> **SET EXERCISE**
Repeat the data verbatim.

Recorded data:
---+---

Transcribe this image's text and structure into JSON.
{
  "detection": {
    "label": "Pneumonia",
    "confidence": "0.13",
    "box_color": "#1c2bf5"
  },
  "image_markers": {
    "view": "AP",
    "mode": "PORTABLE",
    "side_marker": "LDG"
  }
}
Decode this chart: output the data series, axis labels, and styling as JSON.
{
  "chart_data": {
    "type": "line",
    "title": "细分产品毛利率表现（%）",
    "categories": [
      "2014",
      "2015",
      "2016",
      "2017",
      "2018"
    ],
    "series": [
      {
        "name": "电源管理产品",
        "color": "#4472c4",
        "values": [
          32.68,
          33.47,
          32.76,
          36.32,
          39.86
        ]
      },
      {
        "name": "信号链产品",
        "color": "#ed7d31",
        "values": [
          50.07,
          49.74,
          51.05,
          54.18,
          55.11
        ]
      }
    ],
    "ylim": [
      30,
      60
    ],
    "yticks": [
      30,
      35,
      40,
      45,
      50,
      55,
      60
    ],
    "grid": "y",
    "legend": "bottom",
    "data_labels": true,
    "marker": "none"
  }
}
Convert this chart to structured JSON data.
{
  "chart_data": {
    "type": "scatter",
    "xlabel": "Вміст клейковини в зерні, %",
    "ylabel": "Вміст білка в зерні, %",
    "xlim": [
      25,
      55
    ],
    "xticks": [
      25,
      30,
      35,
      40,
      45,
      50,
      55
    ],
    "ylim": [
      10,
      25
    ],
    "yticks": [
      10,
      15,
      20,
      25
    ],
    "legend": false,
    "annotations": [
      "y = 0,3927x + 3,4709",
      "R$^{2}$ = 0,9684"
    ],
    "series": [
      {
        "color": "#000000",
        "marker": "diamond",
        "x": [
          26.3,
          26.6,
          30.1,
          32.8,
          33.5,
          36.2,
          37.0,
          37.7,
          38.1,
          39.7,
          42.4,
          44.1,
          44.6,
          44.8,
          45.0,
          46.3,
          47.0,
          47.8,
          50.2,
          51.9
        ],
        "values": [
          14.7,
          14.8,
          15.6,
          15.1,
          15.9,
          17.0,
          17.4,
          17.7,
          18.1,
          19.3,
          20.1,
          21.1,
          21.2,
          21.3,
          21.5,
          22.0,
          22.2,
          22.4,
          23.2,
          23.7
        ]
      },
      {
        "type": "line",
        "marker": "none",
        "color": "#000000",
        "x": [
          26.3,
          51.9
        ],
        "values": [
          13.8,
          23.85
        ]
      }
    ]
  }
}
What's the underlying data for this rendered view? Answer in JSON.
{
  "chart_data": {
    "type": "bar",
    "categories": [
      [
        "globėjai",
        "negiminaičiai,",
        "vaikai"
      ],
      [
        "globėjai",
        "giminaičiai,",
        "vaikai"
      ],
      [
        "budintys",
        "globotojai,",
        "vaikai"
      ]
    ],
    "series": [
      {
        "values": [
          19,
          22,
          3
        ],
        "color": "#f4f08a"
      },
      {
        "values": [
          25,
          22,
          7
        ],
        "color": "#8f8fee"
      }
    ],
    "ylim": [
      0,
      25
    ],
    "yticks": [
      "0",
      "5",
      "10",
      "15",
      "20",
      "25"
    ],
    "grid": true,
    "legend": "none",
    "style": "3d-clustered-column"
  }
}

---+---

> **SOLUTION TO THIS PROBLEM**
Transcribe this image's text and structure into JSON.
{
  "detection": {
    "label": "Pneumonia",
    "confidence": "0.13",
    "box_color": "#1c2bf5"
  },
  "image_markers": {
    "view": "AP",
    "mode": "PORTABLE",
    "side_marker": "LDG"
  }
}
Decode this chart: output the data series, axis labels, and styling as JSON.
{
  "chart_data": {
    "type": "line",
    "title": "细分产品毛利率表现（%）",
    "categories": [
      "2014",
      "2015",
      "2016",
      "2017",
      "2018"
    ],
    "series": [
      {
        "name": "电源管理产品",
        "color": "#4472c4",
        "values": [
          32.68,
          33.47,
          32.76,
          36.32,
          39.86
        ]
      },
      {
        "name": "信号链产品",
        "color": "#ed7d31",
        "values": [
          50.07,
          49.74,
          51.05,
          54.18,
          55.11
        ]
      }
    ],
    "ylim": [
      30,
      60
    ],
    "yticks": [
      30,
      35,
      40,
      45,
      50,
      55,
      60
    ],
    "grid": "y",
    "legend": "bottom",
    "data_labels": true,
    "marker": "none"
  }
}
Convert this chart to structured JSON data.
{
  "chart_data": {
    "type": "scatter",
    "xlabel": "Вміст клейковини в зерні, %",
    "ylabel": "Вміст білка в зерні, %",
    "xlim": [
      25,
      55
    ],
    "xticks": [
      25,
      30,
      35,
      40,
      45,
      50,
      55
    ],
    "ylim": [
      10,
      25
    ],
    "yticks": [
      10,
      15,
      20,
      25
    ],
    "legend": false,
    "annotations": [
      "y = 0,3927x + 3,4709",
      "R$^{2}$ = 0,9684"
    ],
    "series": [
      {
        "color": "#000000",
        "marker": "diamond",
        "x": [
          26.3,
          26.6,
          30.1,
          32.8,
          33.5,
          36.2,
          37.0,
          37.7,
          38.1,
          39.7,
          42.4,
          44.1,
          44.6,
          44.8,
          45.0,
          46.3,
          47.0,
          47.8,
          50.2,
          51.9
        ],
        "values": [
          14.7,
          14.8,
          15.6,
          15.1,
          15.9,
          17.0,
          17.4,
          17.7,
          18.1,
          19.3,
          20.1,
          21.1,
          21.2,
          21.3,
          21.5,
          22.0,
          22.2,
          22.4,
          23.2,
          23.7
        ]
      },
      {
        "type": "line",
        "marker": "none",
        "color": "#000000",
        "x": [
          26.3,
          51.9
        ],
        "values": [
          13.8,
          23.85
        ]
      }
    ]
  }
}
What's the underlying data for this rendered view? Answer in JSON.
{
  "chart_data": {
    "type": "bar",
    "categories": [
      [
        "globėjai",
        "negiminaičiai,",
        "vaikai"
      ],
      [
        "globėjai",
        "giminaičiai,",
        "vaikai"
      ],
      [
        "budintys",
        "globotojai,",
        "vaikai"
      ]
    ],
    "series": [
      {
        "values": [
          19,
          22,
          3
        ],
        "color": "#f4f08a"
      },
      {
        "values": [
          25,
          22,
          7
        ],
        "color": "#8f8fee"
      }
    ],
    "ylim": [
      0,
      25
    ],
    "yticks": [
      "0",
      "5",
      "10",
      "15",
      "20",
      "25"
    ],
    "grid": true,
    "legend": "none",
    "style": "3d-clustered-column"
  }
}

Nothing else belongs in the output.